● **TASK TO CARRY OUT**
Scan the entries below for the string "priority" and copy every line where it turns up.
----- DATA FOR THIS EXERCISE -----
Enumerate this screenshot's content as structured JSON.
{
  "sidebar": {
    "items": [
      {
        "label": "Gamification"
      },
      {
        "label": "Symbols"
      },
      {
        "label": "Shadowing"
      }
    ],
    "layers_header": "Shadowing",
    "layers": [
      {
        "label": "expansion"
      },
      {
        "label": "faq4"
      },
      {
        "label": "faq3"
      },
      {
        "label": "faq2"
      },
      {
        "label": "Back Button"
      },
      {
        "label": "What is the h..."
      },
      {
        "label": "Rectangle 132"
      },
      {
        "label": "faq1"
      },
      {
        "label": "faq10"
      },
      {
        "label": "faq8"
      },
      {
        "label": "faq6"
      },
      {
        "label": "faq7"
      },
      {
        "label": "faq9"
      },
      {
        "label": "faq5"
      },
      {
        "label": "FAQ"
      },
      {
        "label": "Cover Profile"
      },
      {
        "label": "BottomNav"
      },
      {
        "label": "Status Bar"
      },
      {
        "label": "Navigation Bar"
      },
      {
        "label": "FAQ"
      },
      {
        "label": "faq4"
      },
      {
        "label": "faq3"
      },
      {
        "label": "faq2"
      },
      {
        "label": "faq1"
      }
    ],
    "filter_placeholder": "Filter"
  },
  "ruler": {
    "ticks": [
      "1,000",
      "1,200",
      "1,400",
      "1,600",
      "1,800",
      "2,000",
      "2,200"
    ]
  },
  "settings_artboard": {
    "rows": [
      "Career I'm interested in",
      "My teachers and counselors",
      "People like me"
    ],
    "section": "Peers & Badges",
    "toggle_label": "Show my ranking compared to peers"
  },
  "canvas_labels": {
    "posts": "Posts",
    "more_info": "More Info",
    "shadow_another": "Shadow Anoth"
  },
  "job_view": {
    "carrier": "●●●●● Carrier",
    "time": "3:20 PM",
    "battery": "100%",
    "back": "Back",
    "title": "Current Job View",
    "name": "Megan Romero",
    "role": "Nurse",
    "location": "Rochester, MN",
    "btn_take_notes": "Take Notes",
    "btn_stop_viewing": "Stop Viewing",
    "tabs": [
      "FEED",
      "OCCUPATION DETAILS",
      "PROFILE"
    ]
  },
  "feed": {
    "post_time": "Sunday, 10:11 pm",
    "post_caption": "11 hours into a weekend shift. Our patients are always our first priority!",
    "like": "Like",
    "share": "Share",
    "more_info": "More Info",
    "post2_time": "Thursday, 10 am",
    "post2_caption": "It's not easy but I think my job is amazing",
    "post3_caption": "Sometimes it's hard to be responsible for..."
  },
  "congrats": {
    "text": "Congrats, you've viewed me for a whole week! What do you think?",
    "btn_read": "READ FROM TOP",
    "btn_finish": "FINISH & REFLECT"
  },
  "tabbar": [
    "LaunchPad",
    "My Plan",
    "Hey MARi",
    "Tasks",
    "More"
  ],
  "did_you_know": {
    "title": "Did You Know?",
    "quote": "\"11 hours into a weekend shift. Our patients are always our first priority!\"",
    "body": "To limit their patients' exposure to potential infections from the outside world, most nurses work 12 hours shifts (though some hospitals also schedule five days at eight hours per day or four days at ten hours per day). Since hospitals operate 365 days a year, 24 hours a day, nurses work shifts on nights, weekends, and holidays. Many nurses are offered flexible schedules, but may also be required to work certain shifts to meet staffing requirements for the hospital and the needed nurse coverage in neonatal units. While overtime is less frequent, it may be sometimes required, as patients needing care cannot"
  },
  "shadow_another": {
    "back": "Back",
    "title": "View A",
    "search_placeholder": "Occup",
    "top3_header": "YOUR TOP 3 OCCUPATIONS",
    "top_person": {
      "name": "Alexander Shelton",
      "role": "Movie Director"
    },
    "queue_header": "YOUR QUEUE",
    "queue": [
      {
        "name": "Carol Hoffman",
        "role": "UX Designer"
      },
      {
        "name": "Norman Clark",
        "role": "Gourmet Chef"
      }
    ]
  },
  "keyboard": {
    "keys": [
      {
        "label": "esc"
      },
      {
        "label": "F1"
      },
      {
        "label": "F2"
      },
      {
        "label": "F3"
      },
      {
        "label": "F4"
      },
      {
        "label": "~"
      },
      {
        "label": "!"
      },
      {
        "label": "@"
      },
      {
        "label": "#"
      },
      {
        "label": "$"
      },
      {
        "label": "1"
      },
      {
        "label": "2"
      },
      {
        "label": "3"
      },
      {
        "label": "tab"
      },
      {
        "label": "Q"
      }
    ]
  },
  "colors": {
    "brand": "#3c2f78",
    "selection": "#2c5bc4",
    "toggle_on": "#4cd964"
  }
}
-----
● **SOLUTION TO THIS PROBLEM**
    "post_caption": "11 hours into a weekend shift. Our patients are always our first priority!",
    "quote": "\"11 hours into a weekend shift. Our patients are always our first priority!\"",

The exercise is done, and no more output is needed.